SET PROBLEM
Make an exact copy of the entries below with the pictures removed.

(Dataset excerpt)
::::

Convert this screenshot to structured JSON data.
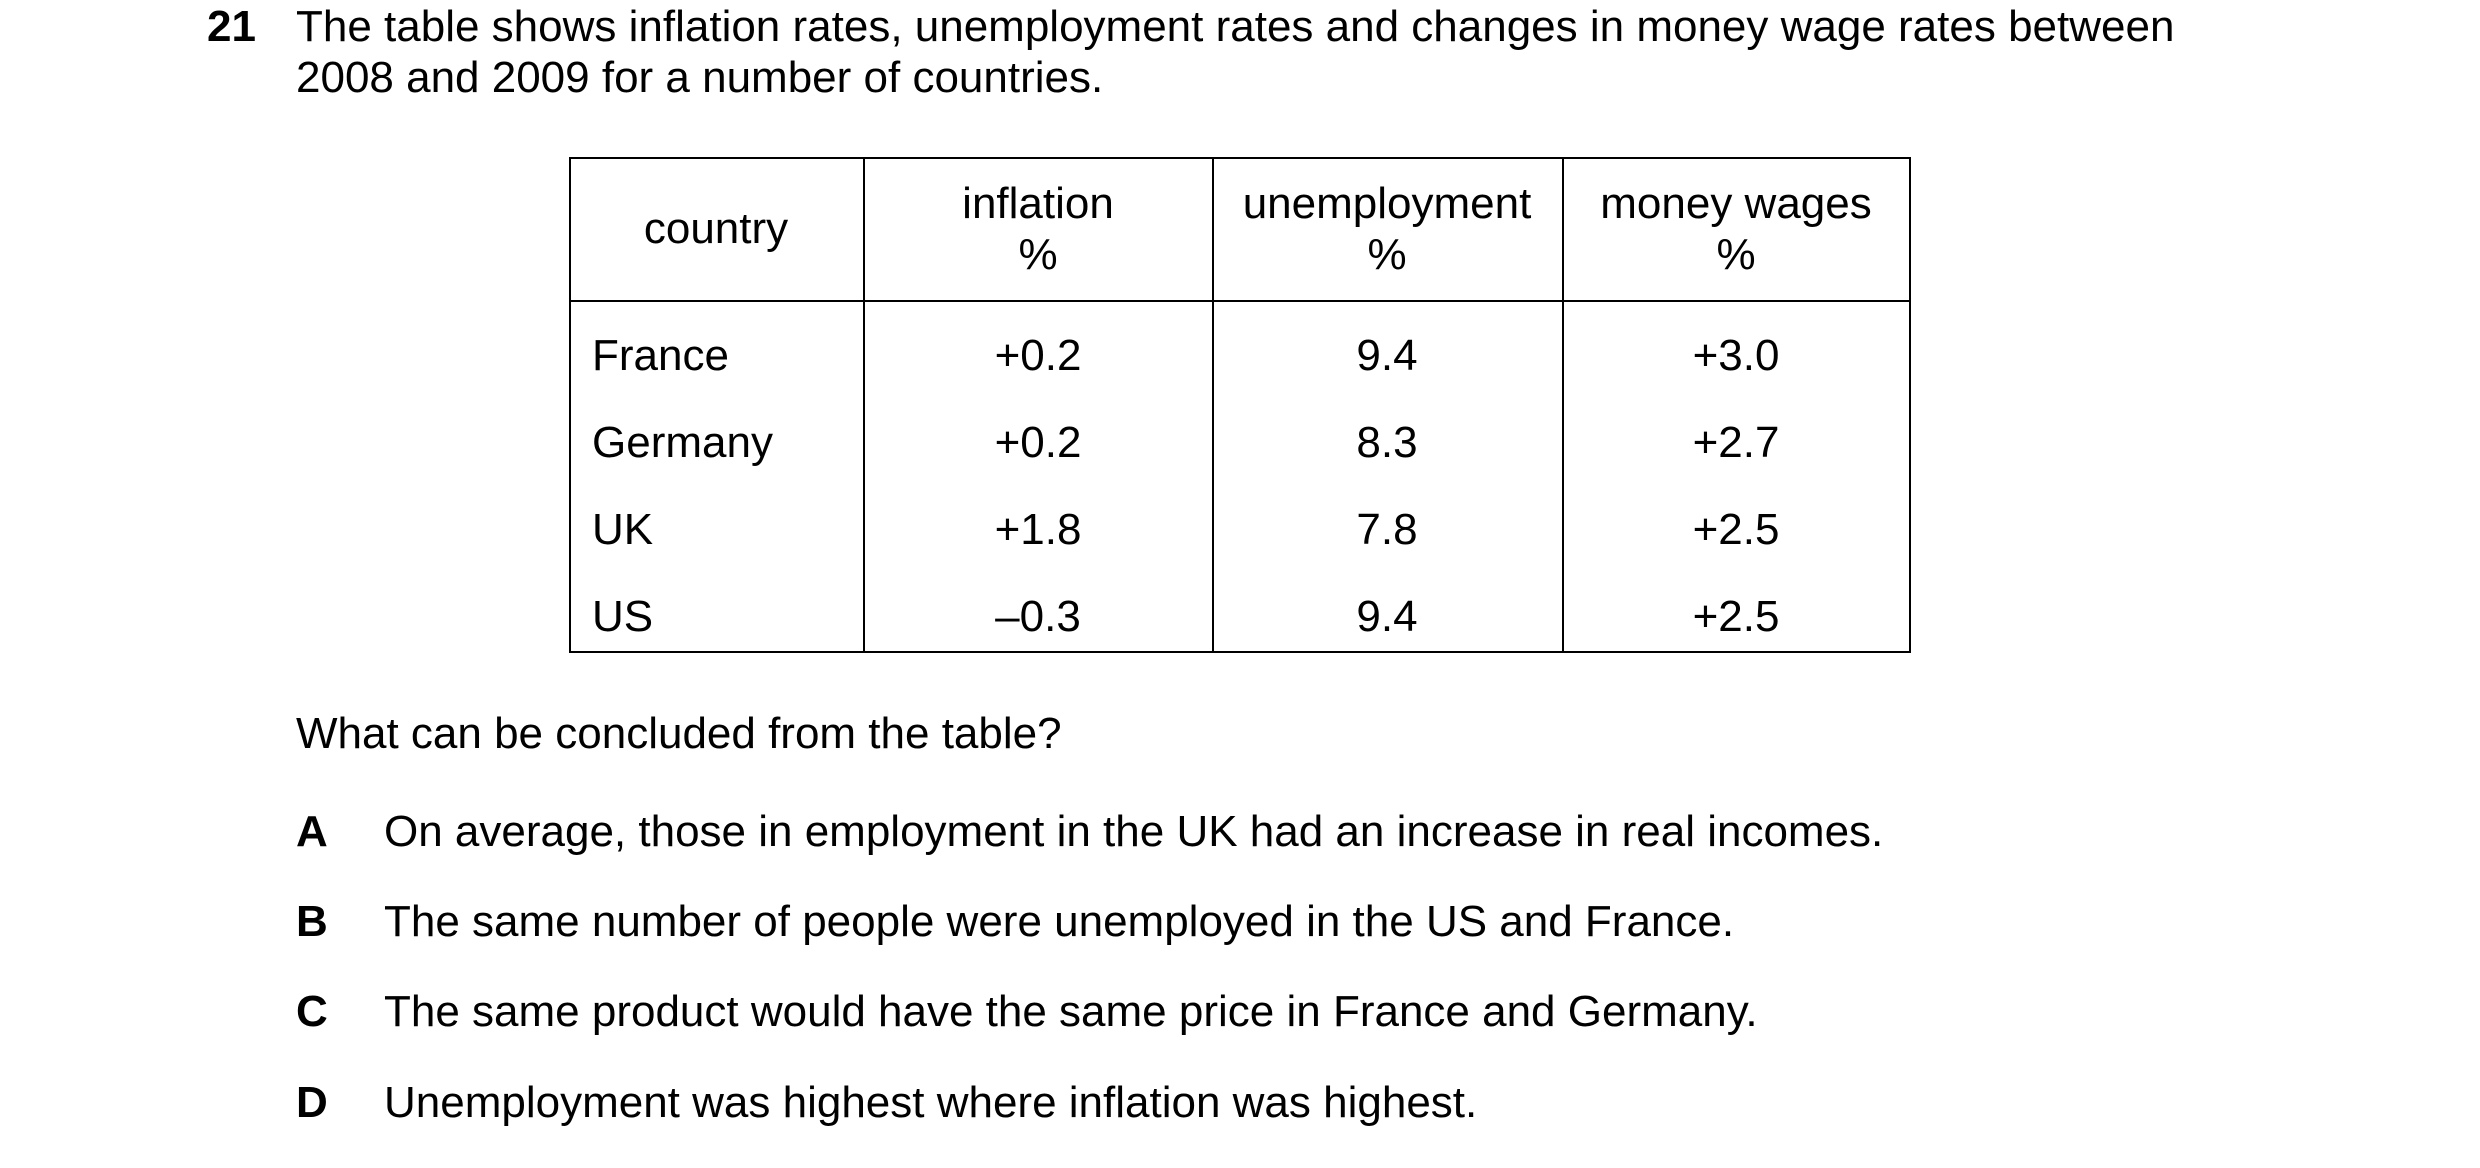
{
  "question": {
    "number": "21",
    "stem": [
      "The table shows inflation rates, unemployment rates and changes in money wage rates between",
      "2008 and 2009 for a number of countries."
    ],
    "table": {
      "headers": [
        [
          "country"
        ],
        [
          "inflation",
          "%"
        ],
        [
          "unemployment",
          "%"
        ],
        [
          "money wages",
          "%"
        ]
      ],
      "rows": [
        [
          "France",
          "+0.2",
          "9.4",
          "+3.0"
        ],
        [
          "Germany",
          "+0.2",
          "8.3",
          "+2.7"
        ],
        [
          "UK",
          "+1.8",
          "7.8",
          "+2.5"
        ],
        [
          "US",
          "–0.3",
          "9.4",
          "+2.5"
        ]
      ]
    },
    "prompt": "What can be concluded from the table?",
    "options": [
      {
        "letter": "A",
        "text": "On average, those in employment in the UK had an increase in real incomes."
      },
      {
        "letter": "B",
        "text": "The same number of people were unemployed in the US and France."
      },
      {
        "letter": "C",
        "text": "The same product would have the same price in France and Germany."
      },
      {
        "letter": "D",
        "text": "Unemployment was highest where inflation was highest."
      }
    ]
  }
}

::::

REPLY
Convert this screenshot to structured JSON data.
{
  "question": {
    "number": "21",
    "stem": [
      "The table shows inflation rates, unemployment rates and changes in money wage rates between",
      "2008 and 2009 for a number of countries."
    ],
    "table": {
      "headers": [
        [
          "country"
        ],
        [
          "inflation",
          "%"
        ],
        [
          "unemployment",
          "%"
        ],
        [
          "money wages",
          "%"
        ]
      ],
      "rows": [
        [
          "France",
          "+0.2",
          "9.4",
          "+3.0"
        ],
        [
          "Germany",
          "+0.2",
          "8.3",
          "+2.7"
        ],
        [
          "UK",
          "+1.8",
          "7.8",
          "+2.5"
        ],
        [
          "US",
          "–0.3",
          "9.4",
          "+2.5"
        ]
      ]
    },
    "prompt": "What can be concluded from the table?",
    "options": [
      {
        "letter": "A",
        "text": "On average, those in employment in the UK had an increase in real incomes."
      },
      {
        "letter": "B",
        "text": "The same number of people were unemployed in the US and France."
      },
      {
        "letter": "C",
        "text": "The same product would have the same price in France and Germany."
      },
      {
        "letter": "D",
        "text": "Unemployment was highest where inflation was highest."
      }
    ]
  }
}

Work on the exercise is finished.